(Records excerpted from a collection)
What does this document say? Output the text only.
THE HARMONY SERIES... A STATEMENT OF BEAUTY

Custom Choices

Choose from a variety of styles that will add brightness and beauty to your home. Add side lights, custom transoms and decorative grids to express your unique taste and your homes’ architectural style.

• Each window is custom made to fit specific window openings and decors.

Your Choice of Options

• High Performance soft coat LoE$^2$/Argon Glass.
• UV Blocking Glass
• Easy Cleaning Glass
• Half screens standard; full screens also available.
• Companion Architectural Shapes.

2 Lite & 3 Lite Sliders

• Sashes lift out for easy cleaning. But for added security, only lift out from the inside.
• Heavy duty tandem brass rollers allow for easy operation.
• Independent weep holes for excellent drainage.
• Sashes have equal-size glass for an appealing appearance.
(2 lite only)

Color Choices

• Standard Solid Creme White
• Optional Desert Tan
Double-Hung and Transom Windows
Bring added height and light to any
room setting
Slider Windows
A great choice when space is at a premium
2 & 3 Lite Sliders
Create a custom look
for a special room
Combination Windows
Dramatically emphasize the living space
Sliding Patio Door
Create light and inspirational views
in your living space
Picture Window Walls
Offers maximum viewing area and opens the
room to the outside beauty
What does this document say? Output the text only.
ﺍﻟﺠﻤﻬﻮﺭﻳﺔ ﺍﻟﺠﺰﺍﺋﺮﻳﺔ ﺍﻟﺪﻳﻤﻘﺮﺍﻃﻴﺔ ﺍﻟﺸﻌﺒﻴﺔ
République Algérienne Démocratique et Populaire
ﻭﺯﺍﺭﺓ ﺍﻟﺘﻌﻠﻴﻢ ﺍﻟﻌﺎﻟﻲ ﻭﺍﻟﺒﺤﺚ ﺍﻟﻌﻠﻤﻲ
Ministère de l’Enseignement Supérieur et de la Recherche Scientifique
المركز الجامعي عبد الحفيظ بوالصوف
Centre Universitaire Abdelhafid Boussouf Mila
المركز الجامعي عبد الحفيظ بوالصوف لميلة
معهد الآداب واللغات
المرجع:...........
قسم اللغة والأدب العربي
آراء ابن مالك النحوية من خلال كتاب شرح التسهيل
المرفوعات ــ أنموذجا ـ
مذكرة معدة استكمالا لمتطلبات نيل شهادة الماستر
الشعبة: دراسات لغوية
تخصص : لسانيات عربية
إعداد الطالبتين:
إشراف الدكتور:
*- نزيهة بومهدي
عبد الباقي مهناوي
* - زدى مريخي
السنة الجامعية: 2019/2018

**WHAT THE EXERCISE ASKS:** Please restate the records in full, word for word.

**RESPONSE TO THE EXERCISE:**
What does this document say? Output the text only.
THE HARMONY SERIES... A STATEMENT OF BEAUTY

Custom Choices

Choose from a variety of styles that will add brightness and beauty to your home. Add side lights, custom transoms and decorative grids to express your unique taste and your homes’ architectural style.

• Each window is custom made to fit specific window openings and decors.

Your Choice of Options

• High Performance soft coat LoE$^2$/Argon Glass.
• UV Blocking Glass
• Easy Cleaning Glass
• Half screens standard; full screens also available.
• Companion Architectural Shapes.

2 Lite & 3 Lite Sliders

• Sashes lift out for easy cleaning. But for added security, only lift out from the inside.
• Heavy duty tandem brass rollers allow for easy operation.
• Independent weep holes for excellent drainage.
• Sashes have equal-size glass for an appealing appearance.
(2 lite only)

Color Choices

• Standard Solid Creme White
• Optional Desert Tan
Double-Hung and Transom Windows
Bring added height and light to any
room setting
Slider Windows
A great choice when space is at a premium
2 & 3 Lite Sliders
Create a custom look
for a special room
Combination Windows
Dramatically emphasize the living space
Sliding Patio Door
Create light and inspirational views
in your living space
Picture Window Walls
Offers maximum viewing area and opens the
room to the outside beauty
What does this document say? Output the text only.
ﺍﻟﺠﻤﻬﻮﺭﻳﺔ ﺍﻟﺠﺰﺍﺋﺮﻳﺔ ﺍﻟﺪﻳﻤﻘﺮﺍﻃﻴﺔ ﺍﻟﺸﻌﺒﻴﺔ
République Algérienne Démocratique et Populaire
ﻭﺯﺍﺭﺓ ﺍﻟﺘﻌﻠﻴﻢ ﺍﻟﻌﺎﻟﻲ ﻭﺍﻟﺒﺤﺚ ﺍﻟﻌﻠﻤﻲ
Ministère de l’Enseignement Supérieur et de la Recherche Scientifique
المركز الجامعي عبد الحفيظ بوالصوف
Centre Universitaire Abdelhafid Boussouf Mila
المركز الجامعي عبد الحفيظ بوالصوف لميلة
معهد الآداب واللغات
المرجع:...........
قسم اللغة والأدب العربي
آراء ابن مالك النحوية من خلال كتاب شرح التسهيل
المرفوعات ــ أنموذجا ـ
مذكرة معدة استكمالا لمتطلبات نيل شهادة الماستر
الشعبة: دراسات لغوية
تخصص : لسانيات عربية
إعداد الطالبتين:
إشراف الدكتور:
*- نزيهة بومهدي
عبد الباقي مهناوي
* - زدى مريخي
السنة الجامعية: 2019/2018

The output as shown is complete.